**GIVEN EXERCISE**
Exact repetition of every entry is required.
::::
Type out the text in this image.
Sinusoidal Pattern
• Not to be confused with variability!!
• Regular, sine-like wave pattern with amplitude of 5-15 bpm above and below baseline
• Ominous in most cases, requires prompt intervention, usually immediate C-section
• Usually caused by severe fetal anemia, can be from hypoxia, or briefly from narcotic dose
::::
**RESPONSE TO THE TASK**
Type out the text in this image.
Sinusoidal Pattern
• Not to be confused with variability!!
• Regular, sine-like wave pattern with amplitude of 5-15 bpm above and below baseline
• Ominous in most cases, requires prompt intervention, usually immediate C-section
• Usually caused by severe fetal anemia, can be from hypoxia, or briefly from narcotic dose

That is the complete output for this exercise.